[Data excerpts]
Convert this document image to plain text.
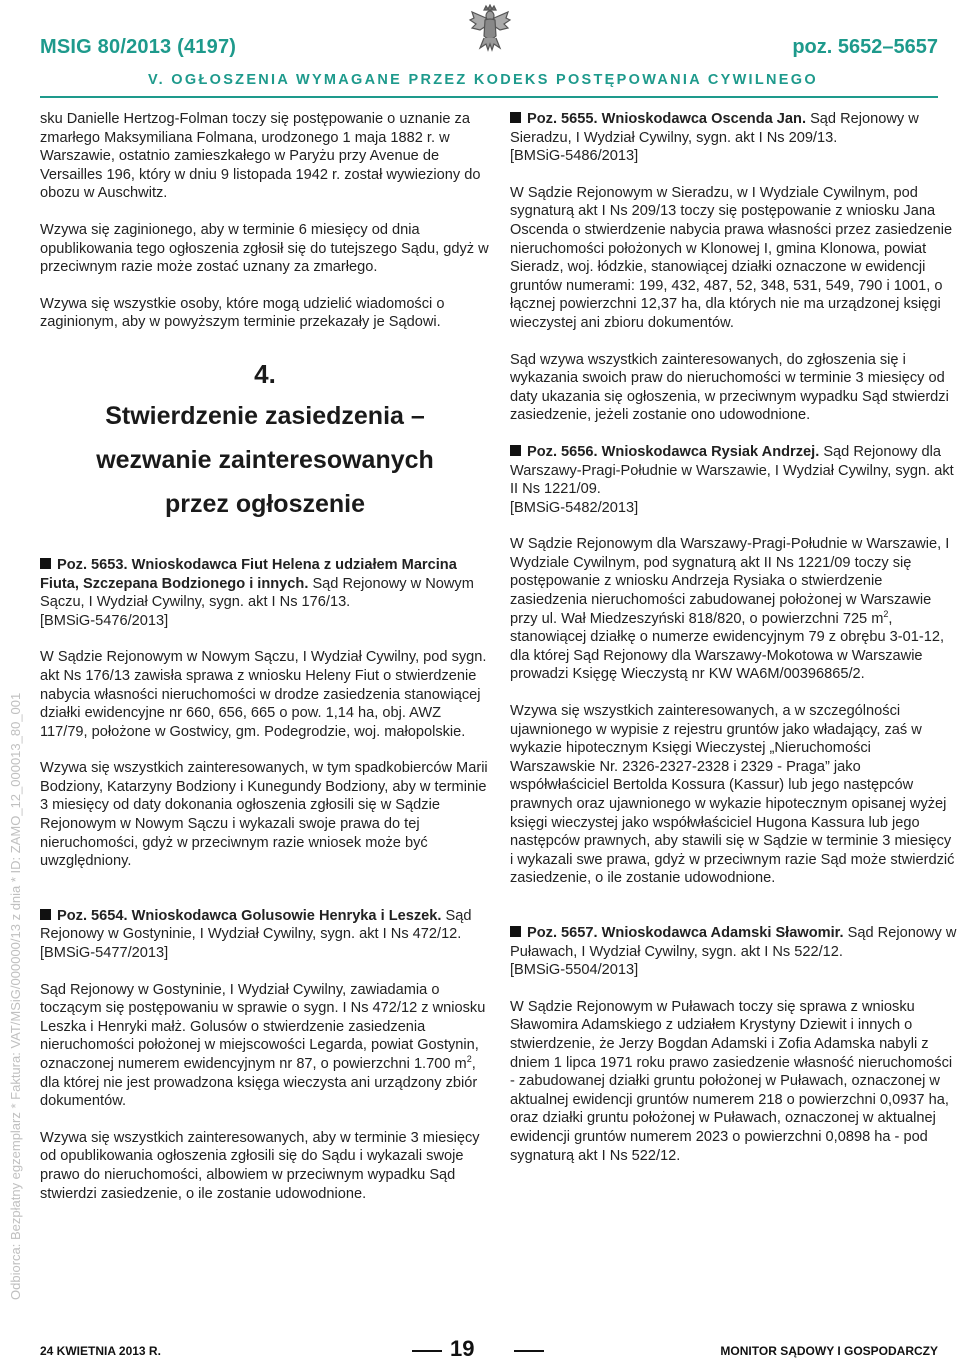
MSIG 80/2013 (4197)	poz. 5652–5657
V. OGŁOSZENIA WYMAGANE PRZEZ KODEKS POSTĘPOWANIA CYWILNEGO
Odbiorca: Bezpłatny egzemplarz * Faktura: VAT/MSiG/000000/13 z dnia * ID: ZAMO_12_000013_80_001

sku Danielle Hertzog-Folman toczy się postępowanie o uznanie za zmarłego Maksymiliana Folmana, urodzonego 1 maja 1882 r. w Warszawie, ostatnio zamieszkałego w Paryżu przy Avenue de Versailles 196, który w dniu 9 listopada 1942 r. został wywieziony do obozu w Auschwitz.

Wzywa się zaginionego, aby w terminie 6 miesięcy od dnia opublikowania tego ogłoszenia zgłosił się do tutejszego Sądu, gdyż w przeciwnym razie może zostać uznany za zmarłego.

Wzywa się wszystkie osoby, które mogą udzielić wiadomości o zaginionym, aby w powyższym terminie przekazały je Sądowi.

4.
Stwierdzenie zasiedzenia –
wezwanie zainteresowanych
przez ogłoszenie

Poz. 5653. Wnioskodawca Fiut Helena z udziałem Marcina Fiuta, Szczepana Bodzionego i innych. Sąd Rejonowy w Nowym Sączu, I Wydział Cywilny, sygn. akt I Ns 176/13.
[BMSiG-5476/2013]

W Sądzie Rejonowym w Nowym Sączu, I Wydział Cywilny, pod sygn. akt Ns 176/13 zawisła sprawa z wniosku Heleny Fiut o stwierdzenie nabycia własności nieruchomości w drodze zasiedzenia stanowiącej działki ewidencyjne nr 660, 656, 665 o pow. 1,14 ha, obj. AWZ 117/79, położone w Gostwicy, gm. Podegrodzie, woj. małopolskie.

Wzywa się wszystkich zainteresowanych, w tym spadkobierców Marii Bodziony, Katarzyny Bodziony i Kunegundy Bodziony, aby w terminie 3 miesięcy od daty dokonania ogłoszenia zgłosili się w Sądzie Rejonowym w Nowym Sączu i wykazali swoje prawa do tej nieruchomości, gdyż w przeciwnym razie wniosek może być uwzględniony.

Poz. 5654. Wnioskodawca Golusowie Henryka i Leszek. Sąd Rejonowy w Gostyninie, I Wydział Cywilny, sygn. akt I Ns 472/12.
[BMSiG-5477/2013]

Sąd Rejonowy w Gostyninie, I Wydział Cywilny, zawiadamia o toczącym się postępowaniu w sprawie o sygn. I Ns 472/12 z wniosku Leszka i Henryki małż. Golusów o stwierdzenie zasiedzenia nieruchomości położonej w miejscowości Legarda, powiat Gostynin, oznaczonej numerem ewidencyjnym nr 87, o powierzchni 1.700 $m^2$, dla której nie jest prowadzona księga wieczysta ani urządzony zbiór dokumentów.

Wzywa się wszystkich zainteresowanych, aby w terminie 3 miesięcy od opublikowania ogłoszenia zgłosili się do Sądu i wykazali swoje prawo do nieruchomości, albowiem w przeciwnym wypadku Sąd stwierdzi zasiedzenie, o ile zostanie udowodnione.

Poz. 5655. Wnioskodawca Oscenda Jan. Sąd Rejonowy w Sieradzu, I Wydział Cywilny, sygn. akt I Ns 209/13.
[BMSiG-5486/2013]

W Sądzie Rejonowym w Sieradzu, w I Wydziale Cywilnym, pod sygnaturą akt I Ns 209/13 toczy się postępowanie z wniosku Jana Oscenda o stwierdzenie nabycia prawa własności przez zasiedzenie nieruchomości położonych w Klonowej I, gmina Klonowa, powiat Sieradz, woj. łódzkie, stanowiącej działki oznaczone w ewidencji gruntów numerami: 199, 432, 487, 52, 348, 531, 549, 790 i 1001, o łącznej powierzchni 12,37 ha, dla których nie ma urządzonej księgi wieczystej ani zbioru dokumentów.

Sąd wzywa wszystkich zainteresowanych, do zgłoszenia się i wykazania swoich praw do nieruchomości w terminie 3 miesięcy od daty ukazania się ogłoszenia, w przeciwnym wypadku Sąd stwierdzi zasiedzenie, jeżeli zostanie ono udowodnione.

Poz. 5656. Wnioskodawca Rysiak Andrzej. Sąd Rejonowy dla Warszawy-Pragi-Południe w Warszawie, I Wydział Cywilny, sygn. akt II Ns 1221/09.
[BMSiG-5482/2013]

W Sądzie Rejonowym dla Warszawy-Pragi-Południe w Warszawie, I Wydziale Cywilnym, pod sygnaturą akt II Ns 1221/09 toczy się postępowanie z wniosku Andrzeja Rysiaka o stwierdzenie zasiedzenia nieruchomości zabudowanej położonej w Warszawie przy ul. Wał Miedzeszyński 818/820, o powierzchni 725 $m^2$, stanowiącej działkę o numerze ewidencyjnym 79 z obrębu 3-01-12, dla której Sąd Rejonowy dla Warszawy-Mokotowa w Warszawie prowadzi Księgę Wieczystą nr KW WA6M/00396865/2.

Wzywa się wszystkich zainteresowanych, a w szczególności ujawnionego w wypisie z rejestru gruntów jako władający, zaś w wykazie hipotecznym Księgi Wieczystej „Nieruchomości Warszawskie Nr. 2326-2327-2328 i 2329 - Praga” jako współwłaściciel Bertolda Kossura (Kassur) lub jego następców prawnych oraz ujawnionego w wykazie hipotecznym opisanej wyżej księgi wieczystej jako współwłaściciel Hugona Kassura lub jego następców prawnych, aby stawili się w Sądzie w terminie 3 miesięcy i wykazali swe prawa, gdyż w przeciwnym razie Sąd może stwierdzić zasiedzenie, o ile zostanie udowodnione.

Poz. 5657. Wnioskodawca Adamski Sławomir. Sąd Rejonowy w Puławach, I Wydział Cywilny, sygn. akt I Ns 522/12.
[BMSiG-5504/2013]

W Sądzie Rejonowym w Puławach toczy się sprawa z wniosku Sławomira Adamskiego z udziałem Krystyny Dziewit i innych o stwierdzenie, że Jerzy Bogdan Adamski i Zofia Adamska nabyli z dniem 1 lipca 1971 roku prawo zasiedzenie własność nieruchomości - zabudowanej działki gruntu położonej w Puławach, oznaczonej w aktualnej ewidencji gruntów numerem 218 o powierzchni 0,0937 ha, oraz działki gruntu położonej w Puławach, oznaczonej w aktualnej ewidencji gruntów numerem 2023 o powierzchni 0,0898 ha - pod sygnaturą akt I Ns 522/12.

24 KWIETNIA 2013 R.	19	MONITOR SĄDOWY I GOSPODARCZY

## TASK DIRECTIONS
Search the listing for the string "opublikowania". Copy each line where it turns up.

## FULL SOLUTION
Wzywa się zaginionego, aby w terminie 6 miesięcy od dnia opublikowania tego ogłoszenia zgłosił się do tutejszego Sądu, gdyż w przeciwnym razie może zostać uznany za zmarłego.
Wzywa się wszystkich zainteresowanych, aby w terminie 3 miesięcy od opublikowania ogłoszenia zgłosili się do Sądu i wykazali swoje prawo do nieruchomości, albowiem w przeciwnym wypadku Sąd stwierdzi zasiedzenie, o ile zostanie udowodnione.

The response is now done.